Given request: Using the listing below, select the lines with the word "name" and copy them.

Data listing:

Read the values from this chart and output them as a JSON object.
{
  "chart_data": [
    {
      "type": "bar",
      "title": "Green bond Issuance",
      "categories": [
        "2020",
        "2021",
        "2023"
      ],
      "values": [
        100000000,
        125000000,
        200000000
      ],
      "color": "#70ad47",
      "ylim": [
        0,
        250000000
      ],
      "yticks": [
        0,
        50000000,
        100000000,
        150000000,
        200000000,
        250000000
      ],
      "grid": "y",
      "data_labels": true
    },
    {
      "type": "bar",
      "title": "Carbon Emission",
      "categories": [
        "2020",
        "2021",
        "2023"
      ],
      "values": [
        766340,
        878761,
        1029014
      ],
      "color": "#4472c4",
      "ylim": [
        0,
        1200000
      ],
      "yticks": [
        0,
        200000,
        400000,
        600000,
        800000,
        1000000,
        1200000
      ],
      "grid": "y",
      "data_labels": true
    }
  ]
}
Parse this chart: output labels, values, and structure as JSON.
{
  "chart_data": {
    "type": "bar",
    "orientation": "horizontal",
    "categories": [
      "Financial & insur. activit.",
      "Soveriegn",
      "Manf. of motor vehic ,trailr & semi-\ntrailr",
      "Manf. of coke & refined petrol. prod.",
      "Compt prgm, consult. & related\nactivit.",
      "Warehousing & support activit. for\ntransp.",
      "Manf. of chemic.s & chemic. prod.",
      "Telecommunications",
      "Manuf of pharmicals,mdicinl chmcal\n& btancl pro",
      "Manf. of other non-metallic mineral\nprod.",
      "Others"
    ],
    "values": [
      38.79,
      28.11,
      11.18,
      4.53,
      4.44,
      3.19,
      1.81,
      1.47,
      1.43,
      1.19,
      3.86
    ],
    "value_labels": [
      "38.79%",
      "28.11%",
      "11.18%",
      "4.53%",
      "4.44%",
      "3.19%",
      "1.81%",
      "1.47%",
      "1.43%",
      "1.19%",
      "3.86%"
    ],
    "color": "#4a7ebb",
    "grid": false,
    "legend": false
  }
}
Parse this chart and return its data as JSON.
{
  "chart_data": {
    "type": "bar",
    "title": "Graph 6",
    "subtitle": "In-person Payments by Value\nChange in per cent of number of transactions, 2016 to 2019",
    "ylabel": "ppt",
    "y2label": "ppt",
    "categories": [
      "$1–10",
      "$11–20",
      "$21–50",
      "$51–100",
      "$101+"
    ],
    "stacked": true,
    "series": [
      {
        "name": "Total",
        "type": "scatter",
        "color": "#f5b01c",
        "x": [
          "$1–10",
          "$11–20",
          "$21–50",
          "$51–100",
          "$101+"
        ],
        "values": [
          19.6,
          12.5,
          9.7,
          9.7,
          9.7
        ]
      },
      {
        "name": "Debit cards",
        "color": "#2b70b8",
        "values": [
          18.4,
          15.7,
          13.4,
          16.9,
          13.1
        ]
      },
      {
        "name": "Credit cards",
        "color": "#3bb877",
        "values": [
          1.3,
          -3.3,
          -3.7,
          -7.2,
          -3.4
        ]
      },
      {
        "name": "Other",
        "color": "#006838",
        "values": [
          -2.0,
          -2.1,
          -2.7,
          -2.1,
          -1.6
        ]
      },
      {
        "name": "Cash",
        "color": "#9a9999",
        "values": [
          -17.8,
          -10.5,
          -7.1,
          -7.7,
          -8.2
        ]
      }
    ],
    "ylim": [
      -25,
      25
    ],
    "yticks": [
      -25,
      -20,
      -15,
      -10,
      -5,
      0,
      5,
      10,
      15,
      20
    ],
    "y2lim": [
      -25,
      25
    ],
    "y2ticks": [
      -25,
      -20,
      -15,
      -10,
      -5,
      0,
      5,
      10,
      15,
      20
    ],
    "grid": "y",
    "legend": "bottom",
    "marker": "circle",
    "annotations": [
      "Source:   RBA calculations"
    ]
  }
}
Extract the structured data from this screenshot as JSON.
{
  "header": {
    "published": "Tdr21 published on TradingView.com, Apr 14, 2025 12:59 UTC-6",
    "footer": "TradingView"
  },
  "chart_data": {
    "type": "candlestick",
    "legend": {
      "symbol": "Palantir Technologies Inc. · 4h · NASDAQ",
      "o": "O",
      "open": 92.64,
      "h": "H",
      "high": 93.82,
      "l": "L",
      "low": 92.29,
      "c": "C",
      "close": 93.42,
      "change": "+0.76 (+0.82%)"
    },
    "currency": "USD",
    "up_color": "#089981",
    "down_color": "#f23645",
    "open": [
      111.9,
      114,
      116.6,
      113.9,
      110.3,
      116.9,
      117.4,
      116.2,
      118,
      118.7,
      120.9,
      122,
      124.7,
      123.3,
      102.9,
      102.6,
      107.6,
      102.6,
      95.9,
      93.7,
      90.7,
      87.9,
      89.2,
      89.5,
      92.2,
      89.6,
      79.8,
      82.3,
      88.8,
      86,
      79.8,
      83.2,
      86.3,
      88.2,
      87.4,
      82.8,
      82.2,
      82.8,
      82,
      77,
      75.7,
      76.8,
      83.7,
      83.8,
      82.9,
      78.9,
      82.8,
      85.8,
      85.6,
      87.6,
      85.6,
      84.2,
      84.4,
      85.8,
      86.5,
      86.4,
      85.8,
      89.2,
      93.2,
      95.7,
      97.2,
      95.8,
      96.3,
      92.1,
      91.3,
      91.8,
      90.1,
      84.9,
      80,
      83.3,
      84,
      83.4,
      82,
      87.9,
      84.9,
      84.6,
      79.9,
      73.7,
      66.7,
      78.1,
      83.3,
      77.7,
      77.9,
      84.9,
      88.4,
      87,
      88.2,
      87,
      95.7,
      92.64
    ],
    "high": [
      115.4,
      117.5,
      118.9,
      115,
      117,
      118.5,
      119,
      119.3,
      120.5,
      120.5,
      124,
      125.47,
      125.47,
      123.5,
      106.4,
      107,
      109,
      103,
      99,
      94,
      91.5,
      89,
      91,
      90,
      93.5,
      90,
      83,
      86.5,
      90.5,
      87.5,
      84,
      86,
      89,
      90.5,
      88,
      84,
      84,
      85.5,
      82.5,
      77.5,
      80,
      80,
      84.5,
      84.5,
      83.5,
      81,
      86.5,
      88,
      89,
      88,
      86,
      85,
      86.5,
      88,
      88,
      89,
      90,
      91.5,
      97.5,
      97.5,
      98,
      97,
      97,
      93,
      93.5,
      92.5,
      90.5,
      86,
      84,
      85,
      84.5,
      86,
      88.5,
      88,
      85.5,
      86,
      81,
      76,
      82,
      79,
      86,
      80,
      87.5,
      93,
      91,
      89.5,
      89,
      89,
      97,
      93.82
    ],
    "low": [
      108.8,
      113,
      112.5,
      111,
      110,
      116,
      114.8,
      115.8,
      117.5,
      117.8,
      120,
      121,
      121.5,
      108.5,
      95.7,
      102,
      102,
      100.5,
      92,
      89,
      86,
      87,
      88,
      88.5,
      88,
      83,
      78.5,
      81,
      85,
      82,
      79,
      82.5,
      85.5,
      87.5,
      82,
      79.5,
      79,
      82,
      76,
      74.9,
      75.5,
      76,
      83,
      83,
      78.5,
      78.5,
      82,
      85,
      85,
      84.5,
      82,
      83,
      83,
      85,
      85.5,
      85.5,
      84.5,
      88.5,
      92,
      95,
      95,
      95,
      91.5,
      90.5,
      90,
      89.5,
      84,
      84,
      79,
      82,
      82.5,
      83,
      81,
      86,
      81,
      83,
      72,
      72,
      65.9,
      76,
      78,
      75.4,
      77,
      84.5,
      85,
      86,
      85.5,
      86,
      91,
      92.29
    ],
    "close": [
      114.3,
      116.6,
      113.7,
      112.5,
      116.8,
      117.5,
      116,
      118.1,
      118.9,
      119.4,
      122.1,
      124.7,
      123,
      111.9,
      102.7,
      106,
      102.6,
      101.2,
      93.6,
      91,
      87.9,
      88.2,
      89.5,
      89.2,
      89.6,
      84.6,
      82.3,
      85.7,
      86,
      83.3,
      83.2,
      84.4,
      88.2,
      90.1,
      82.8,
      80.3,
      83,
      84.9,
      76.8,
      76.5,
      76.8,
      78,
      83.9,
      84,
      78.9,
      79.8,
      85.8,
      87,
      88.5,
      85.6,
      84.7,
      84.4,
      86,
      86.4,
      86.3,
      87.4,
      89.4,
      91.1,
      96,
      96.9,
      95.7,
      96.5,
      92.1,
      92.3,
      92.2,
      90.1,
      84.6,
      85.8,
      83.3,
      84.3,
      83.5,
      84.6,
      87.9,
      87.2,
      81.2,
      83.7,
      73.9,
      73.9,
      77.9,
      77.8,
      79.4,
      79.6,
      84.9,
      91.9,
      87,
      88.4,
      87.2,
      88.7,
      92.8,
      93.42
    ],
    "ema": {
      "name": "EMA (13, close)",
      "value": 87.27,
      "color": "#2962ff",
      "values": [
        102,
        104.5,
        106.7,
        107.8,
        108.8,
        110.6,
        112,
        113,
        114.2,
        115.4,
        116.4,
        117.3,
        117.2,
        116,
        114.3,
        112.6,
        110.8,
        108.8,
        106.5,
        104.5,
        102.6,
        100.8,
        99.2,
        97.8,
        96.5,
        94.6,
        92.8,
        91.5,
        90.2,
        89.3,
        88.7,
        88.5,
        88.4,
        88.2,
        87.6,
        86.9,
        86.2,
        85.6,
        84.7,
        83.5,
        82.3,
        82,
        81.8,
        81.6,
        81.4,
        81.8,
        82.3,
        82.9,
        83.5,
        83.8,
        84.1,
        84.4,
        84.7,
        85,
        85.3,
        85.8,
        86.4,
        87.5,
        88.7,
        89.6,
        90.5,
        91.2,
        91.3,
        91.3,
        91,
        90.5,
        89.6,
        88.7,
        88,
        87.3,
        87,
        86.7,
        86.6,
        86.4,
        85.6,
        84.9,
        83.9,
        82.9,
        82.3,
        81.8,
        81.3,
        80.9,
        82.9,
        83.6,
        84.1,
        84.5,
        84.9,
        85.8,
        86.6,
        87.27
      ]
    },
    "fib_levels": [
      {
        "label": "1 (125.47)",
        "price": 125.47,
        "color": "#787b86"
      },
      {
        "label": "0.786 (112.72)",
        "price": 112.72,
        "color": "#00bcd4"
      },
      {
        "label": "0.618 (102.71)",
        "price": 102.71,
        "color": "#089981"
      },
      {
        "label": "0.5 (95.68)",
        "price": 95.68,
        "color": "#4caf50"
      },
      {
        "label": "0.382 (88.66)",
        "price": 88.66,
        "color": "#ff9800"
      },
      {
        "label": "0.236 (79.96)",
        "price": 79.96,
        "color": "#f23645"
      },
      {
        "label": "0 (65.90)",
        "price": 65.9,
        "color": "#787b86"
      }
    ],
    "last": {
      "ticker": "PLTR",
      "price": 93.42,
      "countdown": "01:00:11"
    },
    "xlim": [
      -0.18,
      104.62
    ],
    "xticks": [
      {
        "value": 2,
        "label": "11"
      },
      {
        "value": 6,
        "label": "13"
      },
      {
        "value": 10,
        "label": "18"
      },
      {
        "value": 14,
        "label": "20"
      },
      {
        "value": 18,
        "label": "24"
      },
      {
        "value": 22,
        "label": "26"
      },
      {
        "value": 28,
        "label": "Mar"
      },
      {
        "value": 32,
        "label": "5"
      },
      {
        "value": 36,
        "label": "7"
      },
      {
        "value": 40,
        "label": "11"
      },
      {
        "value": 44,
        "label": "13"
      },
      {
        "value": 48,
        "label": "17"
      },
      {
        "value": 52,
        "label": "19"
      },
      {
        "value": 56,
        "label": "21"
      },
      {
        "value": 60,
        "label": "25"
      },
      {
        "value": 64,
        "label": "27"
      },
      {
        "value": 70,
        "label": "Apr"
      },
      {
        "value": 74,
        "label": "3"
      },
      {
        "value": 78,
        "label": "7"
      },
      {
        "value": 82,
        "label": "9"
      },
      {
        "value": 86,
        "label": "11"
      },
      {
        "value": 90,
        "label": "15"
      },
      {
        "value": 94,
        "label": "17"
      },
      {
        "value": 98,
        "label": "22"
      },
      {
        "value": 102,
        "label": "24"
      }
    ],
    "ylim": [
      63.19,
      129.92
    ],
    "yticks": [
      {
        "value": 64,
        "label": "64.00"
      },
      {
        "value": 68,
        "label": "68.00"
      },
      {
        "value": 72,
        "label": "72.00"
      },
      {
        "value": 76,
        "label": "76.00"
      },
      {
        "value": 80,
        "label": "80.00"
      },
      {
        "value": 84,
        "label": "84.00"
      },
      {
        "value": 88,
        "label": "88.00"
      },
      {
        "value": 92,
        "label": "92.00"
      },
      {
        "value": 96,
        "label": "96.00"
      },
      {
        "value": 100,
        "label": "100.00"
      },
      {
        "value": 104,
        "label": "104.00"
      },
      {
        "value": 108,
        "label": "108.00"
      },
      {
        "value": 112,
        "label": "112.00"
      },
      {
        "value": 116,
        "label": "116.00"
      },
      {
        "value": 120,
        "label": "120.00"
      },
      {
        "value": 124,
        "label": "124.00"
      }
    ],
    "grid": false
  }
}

Final answer:
        "name": "Total",
        "name": "Debit cards",
        "name": "Credit cards",
        "name": "Other",
        "name": "Cash",
      "name": "EMA (13, close)",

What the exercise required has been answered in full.